Below is a block of records; reproduce all of them exactly and leave out any pictures.

Supplied entries -

=-=-=

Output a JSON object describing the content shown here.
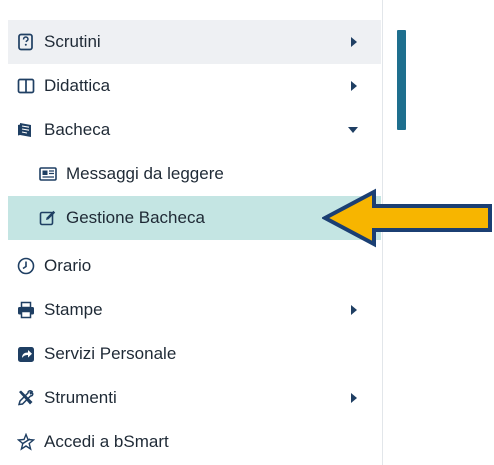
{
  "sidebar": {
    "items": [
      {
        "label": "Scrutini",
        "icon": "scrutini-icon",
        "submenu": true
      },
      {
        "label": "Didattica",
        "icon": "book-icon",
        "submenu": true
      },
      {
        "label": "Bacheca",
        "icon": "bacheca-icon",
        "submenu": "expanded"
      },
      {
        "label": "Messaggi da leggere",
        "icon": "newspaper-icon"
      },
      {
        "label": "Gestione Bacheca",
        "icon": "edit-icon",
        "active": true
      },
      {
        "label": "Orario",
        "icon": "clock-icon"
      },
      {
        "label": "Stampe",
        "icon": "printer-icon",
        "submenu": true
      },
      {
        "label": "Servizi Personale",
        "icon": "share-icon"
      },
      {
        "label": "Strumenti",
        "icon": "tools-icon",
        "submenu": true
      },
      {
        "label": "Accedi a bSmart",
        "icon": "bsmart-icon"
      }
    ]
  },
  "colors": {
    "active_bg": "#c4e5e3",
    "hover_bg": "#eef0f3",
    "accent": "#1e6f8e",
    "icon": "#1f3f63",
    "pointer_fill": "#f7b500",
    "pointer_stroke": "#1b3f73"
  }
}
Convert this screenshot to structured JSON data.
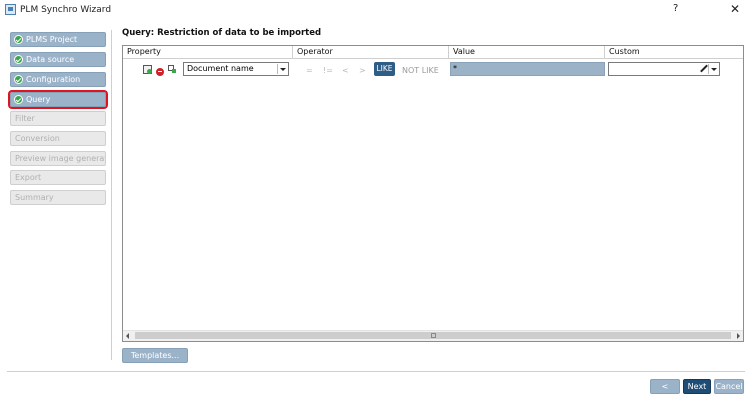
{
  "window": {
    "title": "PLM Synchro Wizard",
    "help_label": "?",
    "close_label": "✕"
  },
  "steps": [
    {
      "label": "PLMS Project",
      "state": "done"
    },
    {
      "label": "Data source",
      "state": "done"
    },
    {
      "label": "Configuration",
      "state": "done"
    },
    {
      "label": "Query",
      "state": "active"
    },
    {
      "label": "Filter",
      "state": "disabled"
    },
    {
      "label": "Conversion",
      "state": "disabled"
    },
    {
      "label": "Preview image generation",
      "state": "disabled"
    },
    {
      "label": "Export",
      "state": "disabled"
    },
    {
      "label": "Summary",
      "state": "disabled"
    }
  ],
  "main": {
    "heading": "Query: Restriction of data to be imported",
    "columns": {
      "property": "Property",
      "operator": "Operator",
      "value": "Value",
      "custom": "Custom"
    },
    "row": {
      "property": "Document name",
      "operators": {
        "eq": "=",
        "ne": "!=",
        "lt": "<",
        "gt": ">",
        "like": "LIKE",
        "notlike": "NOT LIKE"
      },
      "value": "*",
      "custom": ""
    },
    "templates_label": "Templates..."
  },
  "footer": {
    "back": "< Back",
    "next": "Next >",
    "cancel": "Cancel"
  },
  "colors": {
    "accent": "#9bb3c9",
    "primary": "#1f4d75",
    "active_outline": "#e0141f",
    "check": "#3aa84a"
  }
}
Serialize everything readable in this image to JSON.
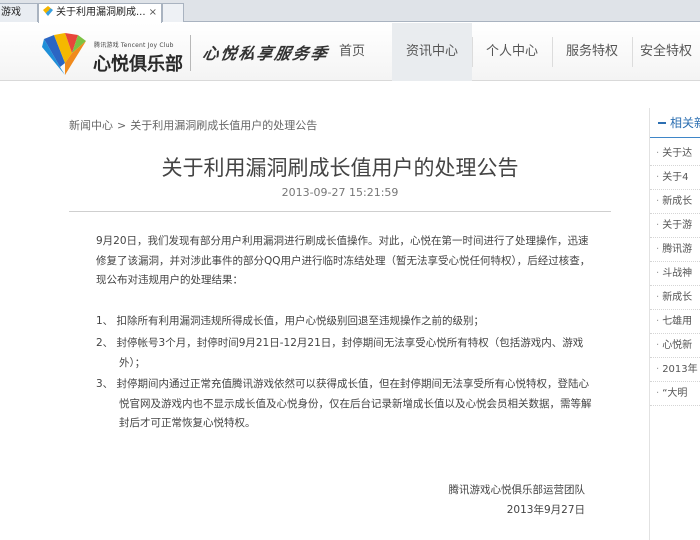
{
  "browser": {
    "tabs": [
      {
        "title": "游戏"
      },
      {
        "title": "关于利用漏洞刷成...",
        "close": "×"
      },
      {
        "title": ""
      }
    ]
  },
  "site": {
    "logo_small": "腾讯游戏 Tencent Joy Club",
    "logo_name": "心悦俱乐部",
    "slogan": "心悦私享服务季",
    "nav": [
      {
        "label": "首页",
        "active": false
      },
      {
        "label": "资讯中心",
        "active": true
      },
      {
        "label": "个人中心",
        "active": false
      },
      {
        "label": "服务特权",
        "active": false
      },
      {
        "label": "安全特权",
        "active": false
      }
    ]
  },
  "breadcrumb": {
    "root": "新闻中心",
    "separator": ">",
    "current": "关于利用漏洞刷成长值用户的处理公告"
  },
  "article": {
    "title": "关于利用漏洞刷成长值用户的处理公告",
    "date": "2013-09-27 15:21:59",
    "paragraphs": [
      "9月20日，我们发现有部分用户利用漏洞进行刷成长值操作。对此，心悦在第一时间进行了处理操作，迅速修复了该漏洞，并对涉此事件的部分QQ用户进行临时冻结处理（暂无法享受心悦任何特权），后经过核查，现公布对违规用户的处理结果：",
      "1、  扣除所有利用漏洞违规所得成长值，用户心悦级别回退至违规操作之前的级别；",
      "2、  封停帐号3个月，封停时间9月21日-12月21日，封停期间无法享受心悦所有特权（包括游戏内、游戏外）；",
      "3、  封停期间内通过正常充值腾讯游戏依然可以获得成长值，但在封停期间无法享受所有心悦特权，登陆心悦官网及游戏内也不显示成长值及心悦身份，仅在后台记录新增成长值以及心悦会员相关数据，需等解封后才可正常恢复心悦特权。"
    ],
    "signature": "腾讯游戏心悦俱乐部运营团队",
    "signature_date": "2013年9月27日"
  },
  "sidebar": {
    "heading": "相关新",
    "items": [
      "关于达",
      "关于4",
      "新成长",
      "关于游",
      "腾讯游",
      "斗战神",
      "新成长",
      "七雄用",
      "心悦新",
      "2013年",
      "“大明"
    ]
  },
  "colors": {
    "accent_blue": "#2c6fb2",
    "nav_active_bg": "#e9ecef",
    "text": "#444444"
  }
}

=-=-=

Answer below -
Output a JSON object describing the content shown here.
{
  "sidebar": {
    "items": [
      {
        "label": "Scrutini",
        "icon": "scrutini-icon",
        "submenu": true
      },
      {
        "label": "Didattica",
        "icon": "book-icon",
        "submenu": true
      },
      {
        "label": "Bacheca",
        "icon": "bacheca-icon",
        "submenu": "expanded"
      },
      {
        "label": "Messaggi da leggere",
        "icon": "newspaper-icon"
      },
      {
        "label": "Gestione Bacheca",
        "icon": "edit-icon",
        "active": true
      },
      {
        "label": "Orario",
        "icon": "clock-icon"
      },
      {
        "label": "Stampe",
        "icon": "printer-icon",
        "submenu": true
      },
      {
        "label": "Servizi Personale",
        "icon": "share-icon"
      },
      {
        "label": "Strumenti",
        "icon": "tools-icon",
        "submenu": true
      },
      {
        "label": "Accedi a bSmart",
        "icon": "bsmart-icon"
      }
    ]
  },
  "colors": {
    "active_bg": "#c4e5e3",
    "hover_bg": "#eef0f3",
    "accent": "#1e6f8e",
    "icon": "#1f3f63",
    "pointer_fill": "#f7b500",
    "pointer_stroke": "#1b3f73"
  }
}
Convert this screenshot to structured JSON data.
{
  "window": {
    "title": "PLM Synchro Wizard",
    "help_label": "?",
    "close_label": "✕"
  },
  "steps": [
    {
      "label": "PLMS Project",
      "state": "done"
    },
    {
      "label": "Data source",
      "state": "done"
    },
    {
      "label": "Configuration",
      "state": "done"
    },
    {
      "label": "Query",
      "state": "active"
    },
    {
      "label": "Filter",
      "state": "disabled"
    },
    {
      "label": "Conversion",
      "state": "disabled"
    },
    {
      "label": "Preview image generation",
      "state": "disabled"
    },
    {
      "label": "Export",
      "state": "disabled"
    },
    {
      "label": "Summary",
      "state": "disabled"
    }
  ],
  "main": {
    "heading": "Query: Restriction of data to be imported",
    "columns": {
      "property": "Property",
      "operator": "Operator",
      "value": "Value",
      "custom": "Custom"
    },
    "row": {
      "property": "Document name",
      "operators": {
        "eq": "=",
        "ne": "!=",
        "lt": "<",
        "gt": ">",
        "like": "LIKE",
        "notlike": "NOT LIKE"
      },
      "value": "*",
      "custom": ""
    },
    "templates_label": "Templates..."
  },
  "footer": {
    "back": "< Back",
    "next": "Next >",
    "cancel": "Cancel"
  },
  "colors": {
    "accent": "#9bb3c9",
    "primary": "#1f4d75",
    "active_outline": "#e0141f",
    "check": "#3aa84a"
  }
}
Serialize everything readable in this image to JSON.
{
  "browser": {
    "tabs": [
      {
        "title": "游戏"
      },
      {
        "title": "关于利用漏洞刷成...",
        "close": "×"
      },
      {
        "title": ""
      }
    ]
  },
  "site": {
    "logo_small": "腾讯游戏 Tencent Joy Club",
    "logo_name": "心悦俱乐部",
    "slogan": "心悦私享服务季",
    "nav": [
      {
        "label": "首页",
        "active": false
      },
      {
        "label": "资讯中心",
        "active": true
      },
      {
        "label": "个人中心",
        "active": false
      },
      {
        "label": "服务特权",
        "active": false
      },
      {
        "label": "安全特权",
        "active": false
      }
    ]
  },
  "breadcrumb": {
    "root": "新闻中心",
    "separator": ">",
    "current": "关于利用漏洞刷成长值用户的处理公告"
  },
  "article": {
    "title": "关于利用漏洞刷成长值用户的处理公告",
    "date": "2013-09-27 15:21:59",
    "paragraphs": [
      "9月20日，我们发现有部分用户利用漏洞进行刷成长值操作。对此，心悦在第一时间进行了处理操作，迅速修复了该漏洞，并对涉此事件的部分QQ用户进行临时冻结处理（暂无法享受心悦任何特权），后经过核查，现公布对违规用户的处理结果：",
      "1、  扣除所有利用漏洞违规所得成长值，用户心悦级别回退至违规操作之前的级别；",
      "2、  封停帐号3个月，封停时间9月21日-12月21日，封停期间无法享受心悦所有特权（包括游戏内、游戏外）；",
      "3、  封停期间内通过正常充值腾讯游戏依然可以获得成长值，但在封停期间无法享受所有心悦特权，登陆心悦官网及游戏内也不显示成长值及心悦身份，仅在后台记录新增成长值以及心悦会员相关数据，需等解封后才可正常恢复心悦特权。"
    ],
    "signature": "腾讯游戏心悦俱乐部运营团队",
    "signature_date": "2013年9月27日"
  },
  "sidebar": {
    "heading": "相关新",
    "items": [
      "关于达",
      "关于4",
      "新成长",
      "关于游",
      "腾讯游",
      "斗战神",
      "新成长",
      "七雄用",
      "心悦新",
      "2013年",
      "“大明"
    ]
  },
  "colors": {
    "accent_blue": "#2c6fb2",
    "nav_active_bg": "#e9ecef",
    "text": "#444444"
  }
}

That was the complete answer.